▶ **Zitierter Text**
+++

# Umts aldi stick probleme



## gotogoto (20. Juli 2009)

Hallo erstmal,
Wie bereits in der Überschrift erwähnt habe ich Probleme mit meinem Umts stick von aldi und dem dazugehöriegen aldi Tarif den ich gleich dazugekauft habe. Jetzt habe ich folgendes Problem es wird immer 
verbindungsfehler error = 0  angezeigt.
Ich weiß nicht was ich jetzt machen soll ich hoffe ihr könnt mir helfen..
Mfg GotoGoto


----------



## Herbboy (20. Juli 2009)

alle treiber aktuell? is die simcard korrekt eingelegt?


----------



## sebah (20. Juli 2009)

Sicher das der mit jeder simcard funktioniert oder nur mit einer congstar(aldi anbieter) simcard?


----------



## gotogoto (20. Juli 2009)

sim card ist richtig eingelegt und wird auch erkannt die treiber sind glaube ich aktuell aber prüfe ich jetzt nochmal 
danke
mfg gotogoto


----------



## gotogoto (20. Juli 2009)

+++

▶ **Bereitgestellte Daten**
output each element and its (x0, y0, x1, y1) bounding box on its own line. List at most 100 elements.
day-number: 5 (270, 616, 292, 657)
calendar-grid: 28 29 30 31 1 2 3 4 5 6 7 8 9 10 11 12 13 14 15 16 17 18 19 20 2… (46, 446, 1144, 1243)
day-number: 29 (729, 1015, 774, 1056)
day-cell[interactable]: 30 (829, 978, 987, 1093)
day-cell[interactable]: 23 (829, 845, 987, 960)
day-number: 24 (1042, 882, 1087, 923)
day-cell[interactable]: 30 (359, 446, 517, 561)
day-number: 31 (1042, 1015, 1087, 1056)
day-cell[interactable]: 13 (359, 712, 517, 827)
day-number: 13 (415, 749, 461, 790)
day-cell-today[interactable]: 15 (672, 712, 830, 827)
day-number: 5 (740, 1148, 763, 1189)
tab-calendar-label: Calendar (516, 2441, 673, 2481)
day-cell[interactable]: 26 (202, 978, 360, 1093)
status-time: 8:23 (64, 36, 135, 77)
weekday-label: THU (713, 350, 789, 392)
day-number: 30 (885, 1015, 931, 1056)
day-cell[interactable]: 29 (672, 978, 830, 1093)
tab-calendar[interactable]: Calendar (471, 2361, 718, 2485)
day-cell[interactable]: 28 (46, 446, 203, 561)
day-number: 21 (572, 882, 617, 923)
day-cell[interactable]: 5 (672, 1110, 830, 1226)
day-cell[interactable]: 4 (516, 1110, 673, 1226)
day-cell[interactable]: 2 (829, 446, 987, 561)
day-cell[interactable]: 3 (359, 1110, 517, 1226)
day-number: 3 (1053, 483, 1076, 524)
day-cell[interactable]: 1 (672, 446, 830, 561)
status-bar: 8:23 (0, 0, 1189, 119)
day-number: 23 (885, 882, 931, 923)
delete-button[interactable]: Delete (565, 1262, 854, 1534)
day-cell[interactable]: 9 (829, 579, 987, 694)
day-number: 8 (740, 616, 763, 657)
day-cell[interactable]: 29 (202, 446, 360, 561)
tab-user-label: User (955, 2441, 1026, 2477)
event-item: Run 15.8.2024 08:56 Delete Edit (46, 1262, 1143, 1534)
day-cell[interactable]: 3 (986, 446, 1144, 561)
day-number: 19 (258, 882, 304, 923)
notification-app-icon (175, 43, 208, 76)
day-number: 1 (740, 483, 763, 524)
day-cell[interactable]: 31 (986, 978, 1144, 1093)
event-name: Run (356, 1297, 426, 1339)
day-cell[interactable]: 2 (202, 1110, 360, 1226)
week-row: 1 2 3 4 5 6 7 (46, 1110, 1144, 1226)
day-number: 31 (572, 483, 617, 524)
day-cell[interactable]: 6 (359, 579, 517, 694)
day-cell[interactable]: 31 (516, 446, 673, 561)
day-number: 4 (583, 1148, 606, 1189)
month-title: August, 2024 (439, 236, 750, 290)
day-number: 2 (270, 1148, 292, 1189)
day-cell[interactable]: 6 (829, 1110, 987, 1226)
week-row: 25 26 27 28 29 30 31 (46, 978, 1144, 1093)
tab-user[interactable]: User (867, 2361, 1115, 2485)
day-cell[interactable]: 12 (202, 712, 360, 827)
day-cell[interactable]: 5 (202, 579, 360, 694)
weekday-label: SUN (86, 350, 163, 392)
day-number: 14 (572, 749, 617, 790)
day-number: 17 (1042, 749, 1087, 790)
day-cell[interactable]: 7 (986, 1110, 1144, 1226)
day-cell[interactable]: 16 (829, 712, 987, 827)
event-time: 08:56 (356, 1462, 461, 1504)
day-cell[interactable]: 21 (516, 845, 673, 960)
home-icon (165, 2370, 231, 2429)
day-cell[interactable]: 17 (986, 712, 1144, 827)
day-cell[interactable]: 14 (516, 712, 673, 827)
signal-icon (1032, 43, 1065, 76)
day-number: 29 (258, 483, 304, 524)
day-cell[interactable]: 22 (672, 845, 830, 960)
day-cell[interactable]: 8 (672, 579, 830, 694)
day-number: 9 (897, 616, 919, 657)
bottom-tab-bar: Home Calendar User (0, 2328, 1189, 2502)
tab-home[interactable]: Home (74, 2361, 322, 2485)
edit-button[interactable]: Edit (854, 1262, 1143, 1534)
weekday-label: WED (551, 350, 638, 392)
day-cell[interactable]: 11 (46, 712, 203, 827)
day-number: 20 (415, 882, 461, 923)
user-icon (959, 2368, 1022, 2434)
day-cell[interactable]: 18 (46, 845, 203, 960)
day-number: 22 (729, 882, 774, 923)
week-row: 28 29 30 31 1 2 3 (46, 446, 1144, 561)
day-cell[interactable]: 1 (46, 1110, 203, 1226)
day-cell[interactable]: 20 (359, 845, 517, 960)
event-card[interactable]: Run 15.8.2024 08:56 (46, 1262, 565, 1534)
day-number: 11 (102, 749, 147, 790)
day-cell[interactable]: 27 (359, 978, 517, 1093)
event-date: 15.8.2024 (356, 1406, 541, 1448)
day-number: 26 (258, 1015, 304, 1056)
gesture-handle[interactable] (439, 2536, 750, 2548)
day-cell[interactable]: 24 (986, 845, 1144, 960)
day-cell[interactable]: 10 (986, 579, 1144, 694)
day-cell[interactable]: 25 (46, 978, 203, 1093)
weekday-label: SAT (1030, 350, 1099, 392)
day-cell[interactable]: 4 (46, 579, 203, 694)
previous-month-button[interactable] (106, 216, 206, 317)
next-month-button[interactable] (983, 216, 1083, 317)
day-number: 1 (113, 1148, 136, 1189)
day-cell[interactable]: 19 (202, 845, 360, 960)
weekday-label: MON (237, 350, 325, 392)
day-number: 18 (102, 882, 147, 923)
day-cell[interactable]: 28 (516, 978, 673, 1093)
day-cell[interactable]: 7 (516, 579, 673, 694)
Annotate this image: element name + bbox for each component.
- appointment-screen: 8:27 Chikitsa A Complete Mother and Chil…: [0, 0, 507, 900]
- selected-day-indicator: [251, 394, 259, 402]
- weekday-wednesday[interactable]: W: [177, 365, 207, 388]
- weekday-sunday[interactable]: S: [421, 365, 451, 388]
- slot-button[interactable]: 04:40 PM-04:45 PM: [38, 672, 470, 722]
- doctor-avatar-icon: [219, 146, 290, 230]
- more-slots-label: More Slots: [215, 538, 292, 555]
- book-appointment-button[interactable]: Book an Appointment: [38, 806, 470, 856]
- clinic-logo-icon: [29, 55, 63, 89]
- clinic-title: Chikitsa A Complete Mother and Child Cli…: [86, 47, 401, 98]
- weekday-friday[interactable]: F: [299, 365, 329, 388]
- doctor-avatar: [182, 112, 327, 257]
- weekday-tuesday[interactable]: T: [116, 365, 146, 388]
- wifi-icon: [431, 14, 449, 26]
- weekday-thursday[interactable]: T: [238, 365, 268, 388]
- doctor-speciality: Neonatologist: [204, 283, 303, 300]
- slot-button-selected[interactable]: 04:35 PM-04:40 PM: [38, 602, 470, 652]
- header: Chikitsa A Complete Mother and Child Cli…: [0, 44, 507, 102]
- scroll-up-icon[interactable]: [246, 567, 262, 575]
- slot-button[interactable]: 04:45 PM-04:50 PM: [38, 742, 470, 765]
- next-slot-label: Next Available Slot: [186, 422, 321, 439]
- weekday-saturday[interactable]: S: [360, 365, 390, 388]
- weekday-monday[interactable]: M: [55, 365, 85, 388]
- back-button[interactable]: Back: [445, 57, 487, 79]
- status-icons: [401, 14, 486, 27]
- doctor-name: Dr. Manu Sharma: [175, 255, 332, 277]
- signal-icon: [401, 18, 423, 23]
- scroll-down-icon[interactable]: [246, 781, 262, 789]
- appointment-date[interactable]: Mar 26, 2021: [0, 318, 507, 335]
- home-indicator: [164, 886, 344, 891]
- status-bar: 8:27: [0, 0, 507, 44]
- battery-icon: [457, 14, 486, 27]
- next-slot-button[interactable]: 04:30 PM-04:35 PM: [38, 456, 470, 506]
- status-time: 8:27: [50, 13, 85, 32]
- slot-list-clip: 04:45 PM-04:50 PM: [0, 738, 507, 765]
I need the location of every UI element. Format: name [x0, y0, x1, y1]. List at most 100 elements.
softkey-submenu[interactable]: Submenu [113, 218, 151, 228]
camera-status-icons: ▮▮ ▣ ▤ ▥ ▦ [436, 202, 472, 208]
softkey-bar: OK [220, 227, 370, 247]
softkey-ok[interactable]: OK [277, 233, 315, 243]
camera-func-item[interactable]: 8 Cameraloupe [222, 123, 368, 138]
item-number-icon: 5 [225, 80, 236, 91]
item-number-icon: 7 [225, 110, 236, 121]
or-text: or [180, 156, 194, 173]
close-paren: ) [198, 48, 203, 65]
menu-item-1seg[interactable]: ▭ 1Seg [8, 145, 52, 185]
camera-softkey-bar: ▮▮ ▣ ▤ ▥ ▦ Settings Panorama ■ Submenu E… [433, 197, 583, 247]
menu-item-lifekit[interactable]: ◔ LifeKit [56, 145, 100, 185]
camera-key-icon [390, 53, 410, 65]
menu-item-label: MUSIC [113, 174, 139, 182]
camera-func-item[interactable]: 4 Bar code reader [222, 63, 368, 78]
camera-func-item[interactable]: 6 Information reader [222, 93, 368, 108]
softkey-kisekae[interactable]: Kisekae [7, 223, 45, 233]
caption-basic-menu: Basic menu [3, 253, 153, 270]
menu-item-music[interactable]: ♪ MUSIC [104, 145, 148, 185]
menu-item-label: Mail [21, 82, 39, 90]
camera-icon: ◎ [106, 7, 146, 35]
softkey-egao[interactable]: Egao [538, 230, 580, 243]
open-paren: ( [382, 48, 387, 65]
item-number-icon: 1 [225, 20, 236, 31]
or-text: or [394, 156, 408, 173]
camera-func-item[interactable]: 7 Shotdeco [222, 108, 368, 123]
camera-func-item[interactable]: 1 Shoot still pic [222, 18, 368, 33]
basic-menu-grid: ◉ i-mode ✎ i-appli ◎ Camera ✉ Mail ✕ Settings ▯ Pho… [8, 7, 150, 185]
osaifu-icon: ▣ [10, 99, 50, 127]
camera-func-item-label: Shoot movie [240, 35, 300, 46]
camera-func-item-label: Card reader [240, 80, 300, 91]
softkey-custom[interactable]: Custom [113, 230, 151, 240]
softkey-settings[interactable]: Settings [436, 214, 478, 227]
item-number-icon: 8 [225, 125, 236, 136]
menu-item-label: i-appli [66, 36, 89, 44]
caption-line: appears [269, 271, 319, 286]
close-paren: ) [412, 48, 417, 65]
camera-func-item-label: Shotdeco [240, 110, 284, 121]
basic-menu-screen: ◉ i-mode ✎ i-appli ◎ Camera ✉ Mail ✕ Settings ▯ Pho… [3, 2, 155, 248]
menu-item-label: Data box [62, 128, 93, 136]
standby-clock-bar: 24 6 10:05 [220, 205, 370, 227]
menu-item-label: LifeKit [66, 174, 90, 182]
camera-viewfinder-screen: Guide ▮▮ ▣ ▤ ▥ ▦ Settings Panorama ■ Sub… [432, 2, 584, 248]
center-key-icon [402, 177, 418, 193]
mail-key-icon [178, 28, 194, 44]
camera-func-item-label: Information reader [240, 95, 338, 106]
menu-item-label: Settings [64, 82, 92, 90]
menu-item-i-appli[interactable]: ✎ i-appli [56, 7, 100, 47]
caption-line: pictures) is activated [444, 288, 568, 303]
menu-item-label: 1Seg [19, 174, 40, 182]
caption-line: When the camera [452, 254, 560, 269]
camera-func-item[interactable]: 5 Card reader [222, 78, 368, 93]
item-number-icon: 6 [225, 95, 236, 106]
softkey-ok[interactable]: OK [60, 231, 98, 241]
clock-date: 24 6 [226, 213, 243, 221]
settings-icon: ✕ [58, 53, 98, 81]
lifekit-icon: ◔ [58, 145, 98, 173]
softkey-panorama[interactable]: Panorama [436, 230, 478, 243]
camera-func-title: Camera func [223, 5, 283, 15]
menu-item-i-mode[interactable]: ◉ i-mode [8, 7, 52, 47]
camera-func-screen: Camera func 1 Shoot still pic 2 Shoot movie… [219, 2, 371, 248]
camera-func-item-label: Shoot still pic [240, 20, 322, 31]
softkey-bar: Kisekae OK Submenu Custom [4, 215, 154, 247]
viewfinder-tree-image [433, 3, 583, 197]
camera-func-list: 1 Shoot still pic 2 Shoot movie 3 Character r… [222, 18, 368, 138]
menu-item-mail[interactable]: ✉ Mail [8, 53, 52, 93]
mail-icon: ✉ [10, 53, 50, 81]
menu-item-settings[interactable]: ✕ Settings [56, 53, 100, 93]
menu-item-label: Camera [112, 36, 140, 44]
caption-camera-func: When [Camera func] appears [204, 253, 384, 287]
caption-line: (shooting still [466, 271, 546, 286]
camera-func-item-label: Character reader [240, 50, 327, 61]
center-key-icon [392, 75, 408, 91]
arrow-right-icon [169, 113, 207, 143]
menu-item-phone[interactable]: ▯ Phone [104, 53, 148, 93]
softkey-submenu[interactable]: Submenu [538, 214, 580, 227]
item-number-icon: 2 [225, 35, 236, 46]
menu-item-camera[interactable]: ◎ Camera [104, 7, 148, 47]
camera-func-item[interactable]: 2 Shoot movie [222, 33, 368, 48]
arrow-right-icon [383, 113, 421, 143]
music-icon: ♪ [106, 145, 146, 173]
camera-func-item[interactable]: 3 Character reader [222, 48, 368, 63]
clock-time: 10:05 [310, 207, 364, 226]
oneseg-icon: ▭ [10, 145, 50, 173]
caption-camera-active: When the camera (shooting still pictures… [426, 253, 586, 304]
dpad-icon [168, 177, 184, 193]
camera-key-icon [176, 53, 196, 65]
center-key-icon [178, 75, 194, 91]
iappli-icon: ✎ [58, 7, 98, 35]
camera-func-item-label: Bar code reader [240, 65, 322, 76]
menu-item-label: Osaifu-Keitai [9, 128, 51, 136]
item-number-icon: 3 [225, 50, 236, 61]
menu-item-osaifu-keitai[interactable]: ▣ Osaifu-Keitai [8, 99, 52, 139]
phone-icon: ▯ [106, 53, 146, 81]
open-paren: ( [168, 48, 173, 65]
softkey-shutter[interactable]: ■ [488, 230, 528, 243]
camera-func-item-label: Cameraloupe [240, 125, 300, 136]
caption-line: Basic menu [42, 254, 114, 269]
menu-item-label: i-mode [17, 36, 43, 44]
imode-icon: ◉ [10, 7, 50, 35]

+++

▶ **Aufgaben**
A – Führe sämtliche Benutzernamen auf, unter denen im Thread zum Aldi-UMTS-Stick Beiträge erscheinen.
B – Gib aus dem Thread zum Aldi-UMTS-Stick alles von „## Herbboy (20.“ bis hinunter zu „congstar(aldi anbieter) simcard?“ Wort für Wort wieder.
Für die Bearbeitung ist die Auflistung nicht erforderlich.

▶ **Antworten**
A – gotogoto, Herbboy, sebah

B –
## Herbboy (20. Juli 2009)

alle treiber aktuell? is die simcard korrekt eingelegt?


----------



## sebah (20. Juli 2009)

Sicher das der mit jeder simcard funktioniert oder nur mit einer congstar(aldi anbieter) simcard?